#### THE DATA:
====================

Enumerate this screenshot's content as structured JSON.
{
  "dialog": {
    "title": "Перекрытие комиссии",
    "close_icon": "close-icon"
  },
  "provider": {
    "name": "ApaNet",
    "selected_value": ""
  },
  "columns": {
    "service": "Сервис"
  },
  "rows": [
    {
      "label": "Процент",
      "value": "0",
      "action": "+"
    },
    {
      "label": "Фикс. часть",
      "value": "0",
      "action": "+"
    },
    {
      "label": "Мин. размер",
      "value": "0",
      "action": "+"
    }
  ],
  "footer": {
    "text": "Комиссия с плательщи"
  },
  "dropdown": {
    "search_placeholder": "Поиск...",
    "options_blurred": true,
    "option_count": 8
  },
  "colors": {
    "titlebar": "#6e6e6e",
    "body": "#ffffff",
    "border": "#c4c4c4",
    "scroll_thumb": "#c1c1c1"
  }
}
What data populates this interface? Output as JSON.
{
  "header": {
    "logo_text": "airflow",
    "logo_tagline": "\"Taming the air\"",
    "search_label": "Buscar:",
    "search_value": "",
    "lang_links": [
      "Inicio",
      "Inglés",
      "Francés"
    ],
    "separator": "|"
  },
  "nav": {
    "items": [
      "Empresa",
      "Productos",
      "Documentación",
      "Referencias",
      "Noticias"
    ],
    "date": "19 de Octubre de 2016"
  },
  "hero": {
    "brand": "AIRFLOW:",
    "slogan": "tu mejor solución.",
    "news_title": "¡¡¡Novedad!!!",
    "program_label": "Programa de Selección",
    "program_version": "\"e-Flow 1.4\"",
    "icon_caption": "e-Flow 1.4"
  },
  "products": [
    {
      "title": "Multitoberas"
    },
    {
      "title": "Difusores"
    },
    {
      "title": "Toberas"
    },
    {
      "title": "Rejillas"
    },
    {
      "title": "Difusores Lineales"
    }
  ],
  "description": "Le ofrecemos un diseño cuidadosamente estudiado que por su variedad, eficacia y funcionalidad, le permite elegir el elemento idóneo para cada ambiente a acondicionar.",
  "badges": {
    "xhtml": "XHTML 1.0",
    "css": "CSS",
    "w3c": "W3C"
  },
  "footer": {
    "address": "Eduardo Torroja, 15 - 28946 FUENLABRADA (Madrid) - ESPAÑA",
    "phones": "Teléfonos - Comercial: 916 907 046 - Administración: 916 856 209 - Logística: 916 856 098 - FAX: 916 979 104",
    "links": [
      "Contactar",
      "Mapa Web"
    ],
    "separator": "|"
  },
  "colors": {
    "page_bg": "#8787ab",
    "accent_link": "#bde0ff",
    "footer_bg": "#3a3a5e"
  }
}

====================

#### WHAT THE TASK REQUIRES:
Each line that contains the string "Difusores" counts once; say how many there are and nothing else.

#### THE RESPONSE:
2